»»
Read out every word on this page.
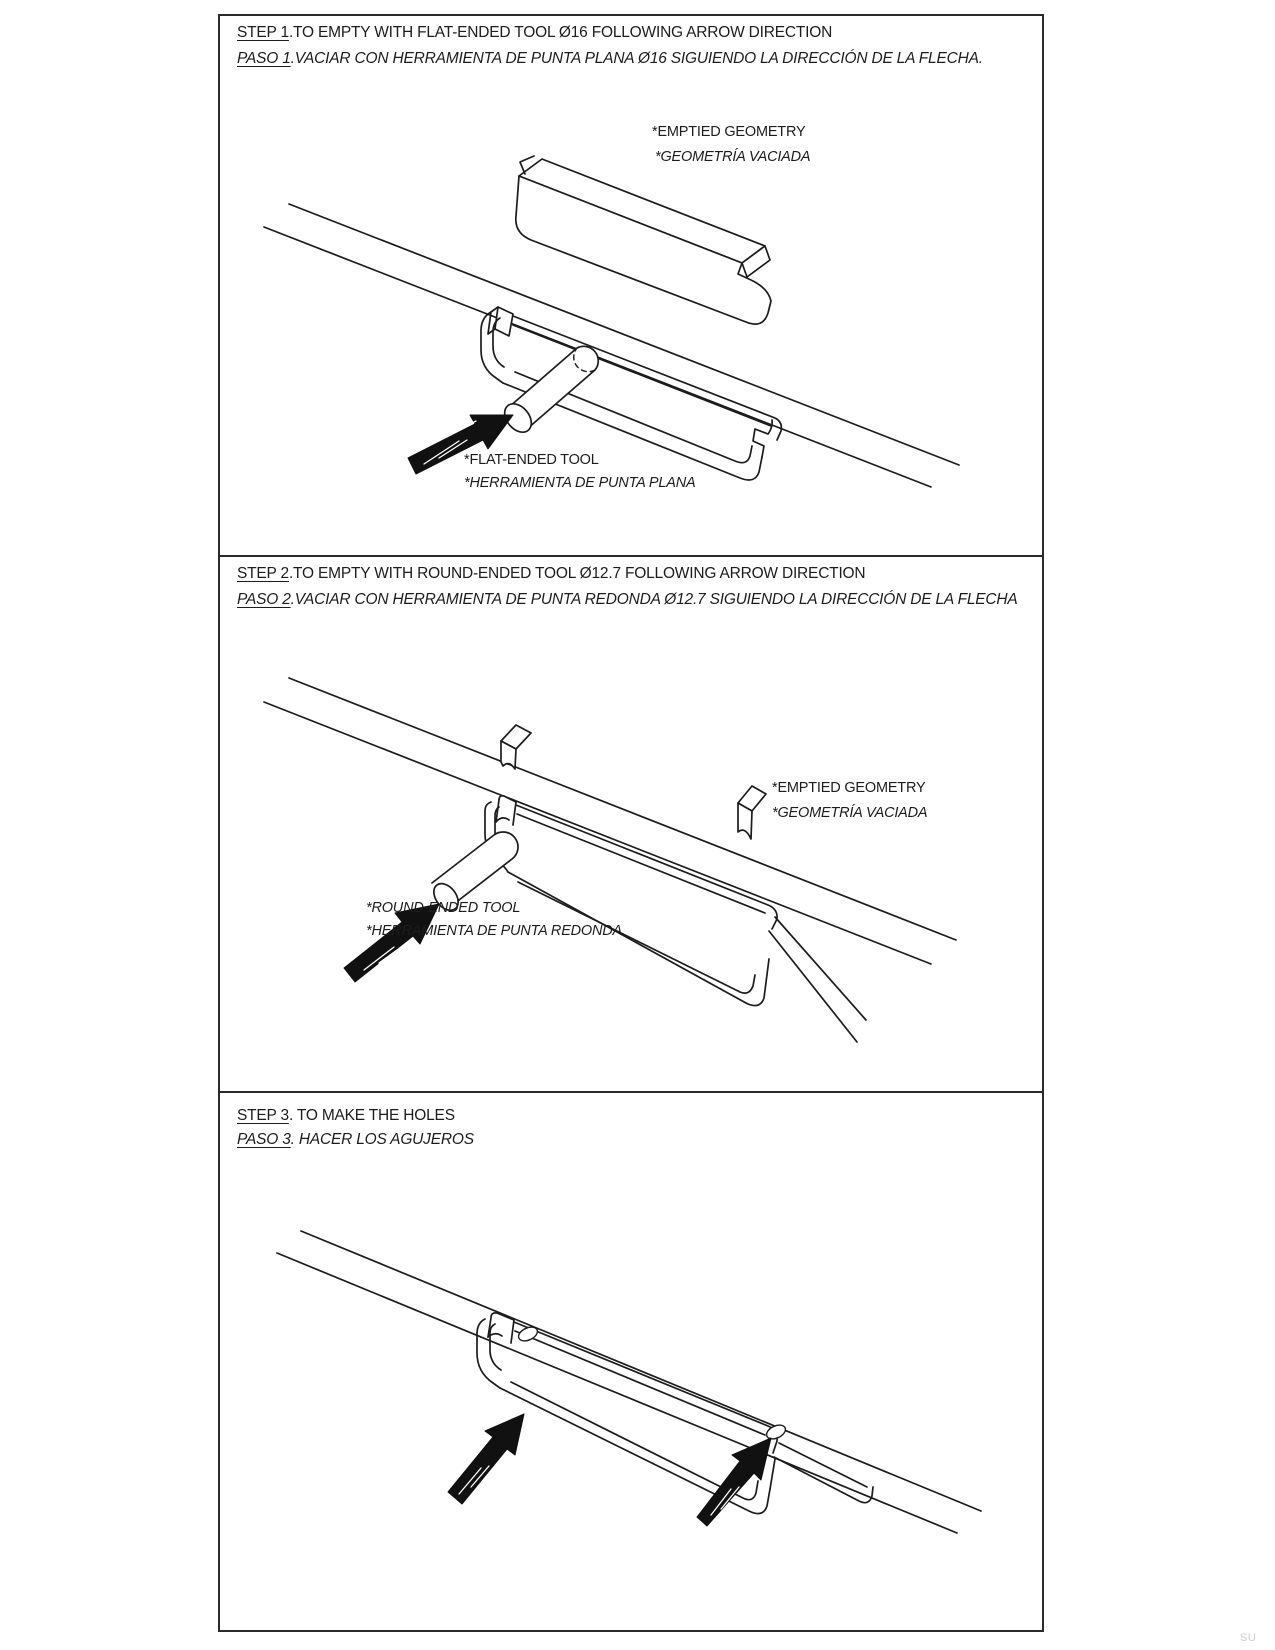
STEP 1.TO EMPTY WITH FLAT-ENDED TOOL Ø16 FOLLOWING ARROW DIRECTION
PASO 1.VACIAR CON HERRAMIENTA DE PUNTA PLANA Ø16 SIGUIENDO LA DIRECCIÓN DE LA FLECHA.
*EMPTIED GEOMETRY
*GEOMETRÍA VACIADA
*FLAT-ENDED TOOL
*HERRAMIENTA DE PUNTA PLANA
STEP 2.TO EMPTY WITH ROUND-ENDED TOOL Ø12.7 FOLLOWING ARROW DIRECTION
PASO 2.VACIAR CON HERRAMIENTA DE PUNTA REDONDA Ø12.7 SIGUIENDO LA DIRECCIÓN DE LA FLECHA
*EMPTIED GEOMETRY
*GEOMETRÍA VACIADA
*ROUND-ENDED TOOL
*HERRAMIENTA DE PUNTA REDONDA
STEP 3. TO MAKE THE HOLES
PASO 3. HACER LOS AGUJEROS
SU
««
◆ TASK BRIEF ◆
Return nothing except the number of lines that include the string "SIGUIENDO".

◆ SOLUTION FOR THIS TASK ◆
2